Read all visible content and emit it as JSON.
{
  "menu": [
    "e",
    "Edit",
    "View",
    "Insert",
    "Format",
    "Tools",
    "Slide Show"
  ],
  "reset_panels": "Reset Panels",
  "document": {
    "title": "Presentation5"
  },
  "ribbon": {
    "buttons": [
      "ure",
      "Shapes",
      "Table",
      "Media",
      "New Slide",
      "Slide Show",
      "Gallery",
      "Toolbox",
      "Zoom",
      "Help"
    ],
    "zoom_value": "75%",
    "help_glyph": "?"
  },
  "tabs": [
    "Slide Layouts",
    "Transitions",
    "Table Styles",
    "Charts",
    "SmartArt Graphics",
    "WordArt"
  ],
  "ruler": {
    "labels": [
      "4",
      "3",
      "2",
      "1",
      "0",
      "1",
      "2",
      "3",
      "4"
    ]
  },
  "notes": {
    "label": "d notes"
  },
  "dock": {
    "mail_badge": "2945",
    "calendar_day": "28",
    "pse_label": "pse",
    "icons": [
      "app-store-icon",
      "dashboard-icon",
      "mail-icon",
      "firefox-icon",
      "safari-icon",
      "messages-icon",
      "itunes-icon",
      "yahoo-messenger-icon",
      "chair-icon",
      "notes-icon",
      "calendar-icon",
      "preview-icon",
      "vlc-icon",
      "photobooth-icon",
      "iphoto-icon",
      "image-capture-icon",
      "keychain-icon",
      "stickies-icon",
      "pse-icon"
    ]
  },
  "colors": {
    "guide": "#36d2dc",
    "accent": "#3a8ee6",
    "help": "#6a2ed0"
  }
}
+---+
◆ **Challenge**: Copy the records above exactly as they appear.

◆ **Response for this exercise**:
Read all visible content and emit it as JSON.
{
  "menu": [
    "e",
    "Edit",
    "View",
    "Insert",
    "Format",
    "Tools",
    "Slide Show"
  ],
  "reset_panels": "Reset Panels",
  "document": {
    "title": "Presentation5"
  },
  "ribbon": {
    "buttons": [
      "ure",
      "Shapes",
      "Table",
      "Media",
      "New Slide",
      "Slide Show",
      "Gallery",
      "Toolbox",
      "Zoom",
      "Help"
    ],
    "zoom_value": "75%",
    "help_glyph": "?"
  },
  "tabs": [
    "Slide Layouts",
    "Transitions",
    "Table Styles",
    "Charts",
    "SmartArt Graphics",
    "WordArt"
  ],
  "ruler": {
    "labels": [
      "4",
      "3",
      "2",
      "1",
      "0",
      "1",
      "2",
      "3",
      "4"
    ]
  },
  "notes": {
    "label": "d notes"
  },
  "dock": {
    "mail_badge": "2945",
    "calendar_day": "28",
    "pse_label": "pse",
    "icons": [
      "app-store-icon",
      "dashboard-icon",
      "mail-icon",
      "firefox-icon",
      "safari-icon",
      "messages-icon",
      "itunes-icon",
      "yahoo-messenger-icon",
      "chair-icon",
      "notes-icon",
      "calendar-icon",
      "preview-icon",
      "vlc-icon",
      "photobooth-icon",
      "iphoto-icon",
      "image-capture-icon",
      "keychain-icon",
      "stickies-icon",
      "pse-icon"
    ]
  },
  "colors": {
    "guide": "#36d2dc",
    "accent": "#3a8ee6",
    "help": "#6a2ed0"
  }
}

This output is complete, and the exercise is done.